Saturday, March 29, 2025

When Will the Democrats Learn?

(c) by Mark Dempsey

"Nobody has been corrected; no one has forgotten anything, nor learned anything." - The Chevalier de Panat (often attributed to Talleyrand, about the aristocrats' response to the French revolution).

That quote sprang to mind after reading a resignation account from Ruth Marcus, a former Washington Post employee. She quit after the owner, Jeff Bezos, instructed the paper's editorial staff to promote "free markets and personal liberty," and to not endorse a candidate in the Harris v. Trump election of 2024. 

Ms. Marcus condemns Bezos, and the Post retiring presidential endorsements, but says nothing about how the Democrats deserved to lose. To this writer, that same inability to acknowledge failure in anyone but one's opponents continues to be the Democratic party's response to Trump.

Don't get me wrong, I'm not endorsing Trump. It's obvious that he's the "wrecking ball president," thrown, like a hand grenade into Washington's political and public policy system. He's chaotic, and incompetent. He's made America not "Great," but a laughingstock. Here's an apt description that came out after his first presidential victory. It still applies:

“Trump will not be defeated by educating voters, by exposing his many foibles and inadequacies. Highlighting what’s wrong with him is futile; his supporters didn’t elect him because they mistook him for a competent administrator or a decent man. They’re angry, not stupid. Trump is an agent of disruption — indeed, of revenge.....Workers now sense that economic justice — a condition in which labor and capital recognize and value each other — is permanently out of reach; the class war is over and it was an absolute rout: insatiable parasites control everything now, and even drain us gratuitously, as if exacting reparations for the money and effort they spent taming us. The economy itself, and the institutions protecting it, must be attacked, and actually crippled, to get the attention of the smug patricians in charge. Two decades of appealing to justice, proportion, and common decency have yielded nothing." - Thomas Greene (Noteworthy):

The question we're still waiting for "Team Blue" to answer is "What was so bad it needed to be destroyed by a wrecking ball?"
________________________
Task
In the essay on the Democrats, what did Jeff Bezos instruct the Washington Post's editorial staff to promote?

(Visual layout annotation data)
________________________
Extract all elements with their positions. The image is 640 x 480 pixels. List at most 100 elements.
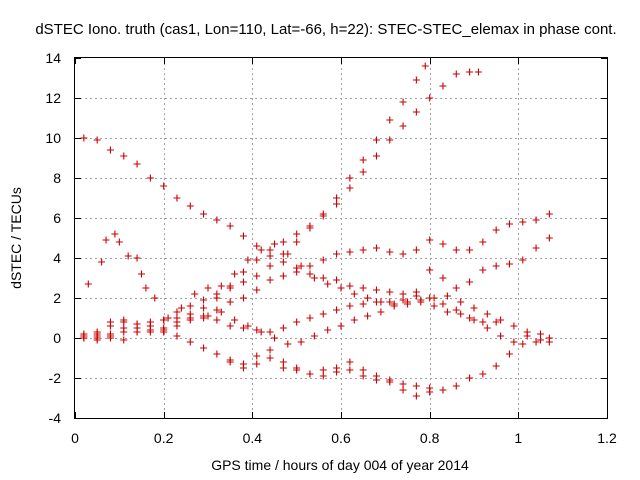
data-point [319, 366, 327, 374]
data-point [146, 326, 154, 334]
data-point [386, 116, 394, 124]
data-point [284, 340, 292, 348]
data-point [200, 344, 208, 352]
data-point [377, 308, 385, 316]
data-point [160, 316, 168, 324]
data-point [417, 296, 425, 304]
data-point [239, 294, 247, 302]
data-point [492, 318, 500, 326]
data-point [466, 374, 474, 382]
data-point [226, 298, 234, 306]
y-tick-label: 2 [53, 290, 61, 306]
data-point [386, 288, 394, 296]
data-point [293, 230, 301, 238]
y-tick-label: -2 [49, 370, 62, 386]
data-point [293, 318, 301, 326]
data-point [519, 218, 527, 226]
data-point [439, 300, 447, 308]
data-point [279, 324, 287, 332]
data-point [173, 322, 181, 330]
data-point [346, 366, 354, 374]
data-point [142, 284, 150, 292]
data-point [293, 364, 301, 372]
y-tick-label: 0 [53, 330, 61, 346]
data-point [266, 252, 274, 260]
data-point [319, 256, 327, 264]
data-point [510, 338, 518, 346]
data-point [346, 358, 354, 366]
data-point [319, 372, 327, 380]
series-track-h [164, 240, 553, 346]
data-point [505, 260, 513, 268]
data-point [474, 68, 482, 76]
data-point [439, 240, 447, 248]
data-point [226, 222, 234, 230]
data-point [545, 234, 553, 242]
data-point [213, 306, 221, 314]
x-axis-label: GPS time / hours of day 004 of year 2014 [211, 457, 469, 473]
data-point [310, 274, 318, 282]
data-point [479, 266, 487, 274]
data-point [186, 338, 194, 346]
y-tick-label: 14 [45, 50, 61, 66]
data-point [364, 294, 372, 302]
data-point [306, 314, 314, 322]
data-point [359, 246, 367, 254]
chart-title: dSTEC Iono. truth (cas1, Lon=110, Lat=-6… [35, 21, 616, 38]
data-point [266, 246, 274, 254]
data-point [319, 310, 327, 318]
data-point [213, 216, 221, 224]
data-point [306, 262, 314, 270]
data-point [138, 270, 145, 278]
data-point [120, 316, 128, 324]
data-point [372, 152, 380, 160]
y-tick-label: 8 [53, 170, 61, 186]
data-point [253, 352, 261, 360]
data-point [532, 338, 540, 346]
data-point [479, 370, 487, 378]
data-point [306, 270, 314, 278]
data-point [253, 286, 261, 294]
data-point [399, 296, 407, 304]
data-point [412, 76, 420, 84]
data-point [244, 322, 252, 330]
data-point [151, 294, 159, 302]
data-point [120, 152, 128, 160]
axis-ticks [75, 58, 608, 419]
data-point [213, 350, 221, 358]
y-tick-label: 10 [45, 130, 61, 146]
series-track-j [226, 346, 434, 400]
data-point [257, 246, 265, 254]
data-point [133, 160, 141, 168]
data-point [364, 312, 372, 320]
data-point [399, 380, 407, 388]
data-point [337, 322, 345, 330]
data-point [426, 266, 434, 274]
data-point [217, 308, 225, 316]
data-point [430, 294, 438, 302]
data-point [519, 340, 527, 348]
data-point [319, 210, 327, 218]
data-point [346, 248, 354, 256]
data-point [253, 272, 261, 280]
data-point [350, 290, 358, 298]
data-point [430, 302, 438, 310]
data-point [297, 338, 305, 346]
data-point [98, 258, 106, 266]
data-point [319, 274, 327, 282]
data-point [426, 94, 434, 102]
data-point [466, 314, 474, 322]
data-point [333, 368, 341, 376]
data-point [200, 304, 208, 312]
data-point [466, 246, 474, 254]
data-point [519, 256, 527, 264]
data-point [452, 382, 460, 390]
series-track-b [80, 68, 482, 338]
data-point [439, 386, 447, 394]
y-axis-label: dSTEC / TECUs [8, 187, 24, 289]
data-point [452, 284, 460, 292]
data-point [293, 268, 301, 276]
data-point [266, 262, 274, 270]
data-point [204, 284, 212, 292]
data-point [346, 174, 354, 182]
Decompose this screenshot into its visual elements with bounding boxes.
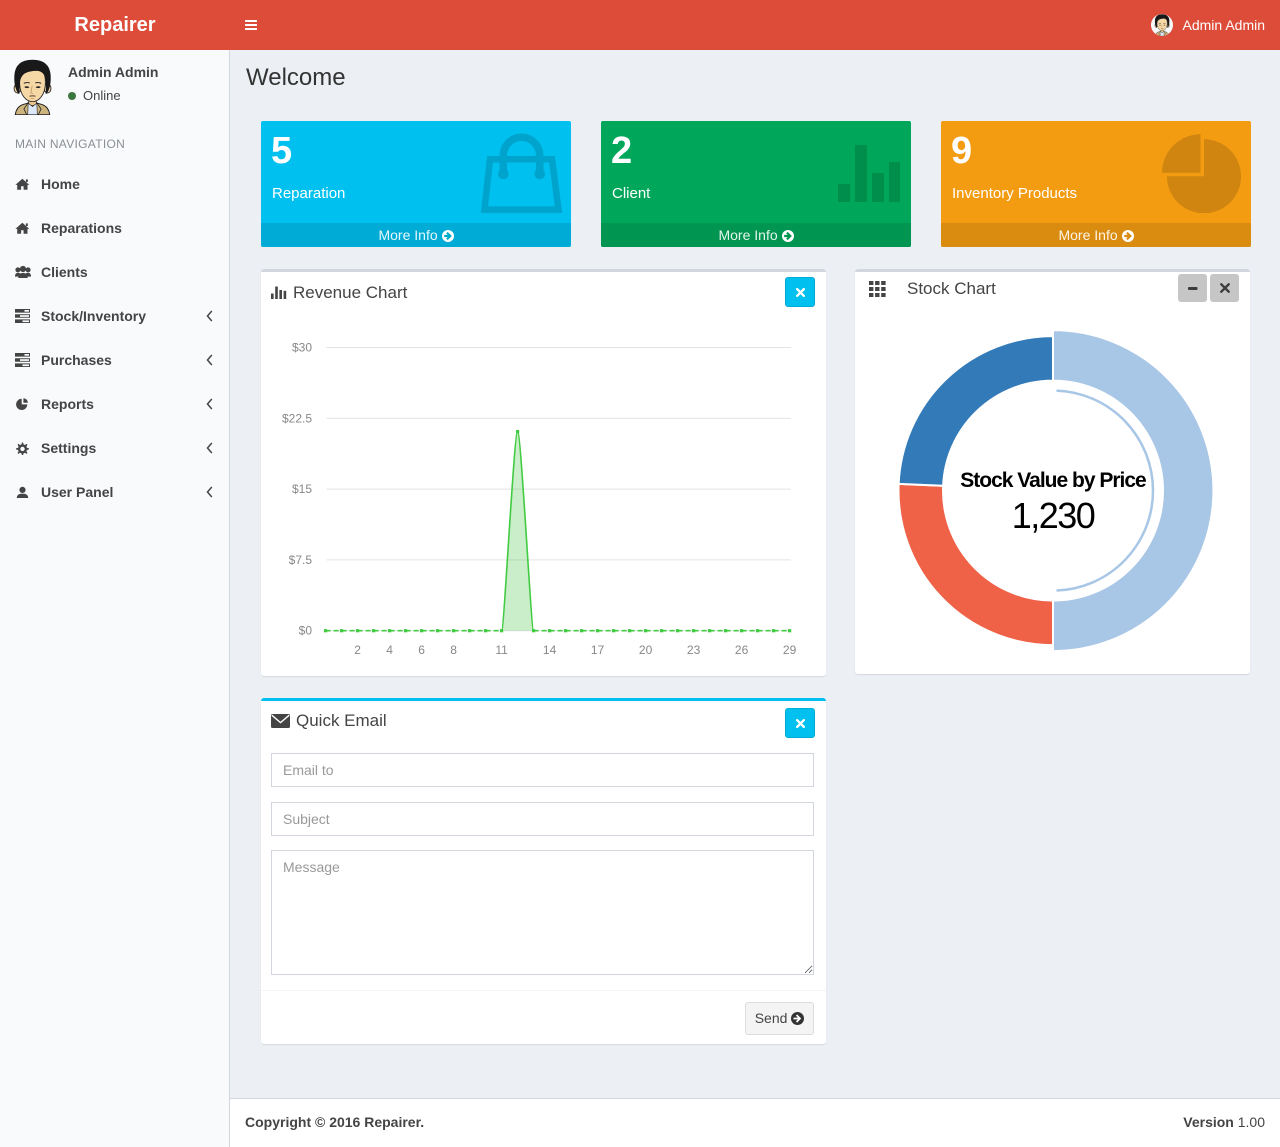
svg-text:4: 4 (386, 643, 393, 657)
svg-text:23: 23 (687, 643, 701, 657)
svg-text:$22.5: $22.5 (282, 411, 312, 425)
svg-text:$7.5: $7.5 (289, 553, 313, 567)
svg-text:$0: $0 (299, 624, 313, 638)
svg-text:14: 14 (543, 643, 557, 657)
svg-text:17: 17 (591, 643, 605, 657)
svg-text:8: 8 (450, 643, 457, 657)
svg-text:20: 20 (639, 643, 653, 657)
svg-text:1,230: 1,230 (1012, 495, 1095, 536)
svg-text:29: 29 (783, 643, 797, 657)
svg-text:26: 26 (735, 643, 749, 657)
svg-text:11: 11 (495, 643, 508, 657)
svg-text:$15: $15 (292, 482, 312, 496)
svg-text:$30: $30 (292, 341, 312, 355)
svg-text:6: 6 (418, 643, 425, 657)
svg-text:Stock Value by Price: Stock Value by Price (960, 469, 1146, 492)
svg-text:2: 2 (354, 643, 361, 657)
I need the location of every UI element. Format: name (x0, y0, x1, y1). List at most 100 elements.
________________________
Final result
He instructed them to promote "free markets and personal liberty."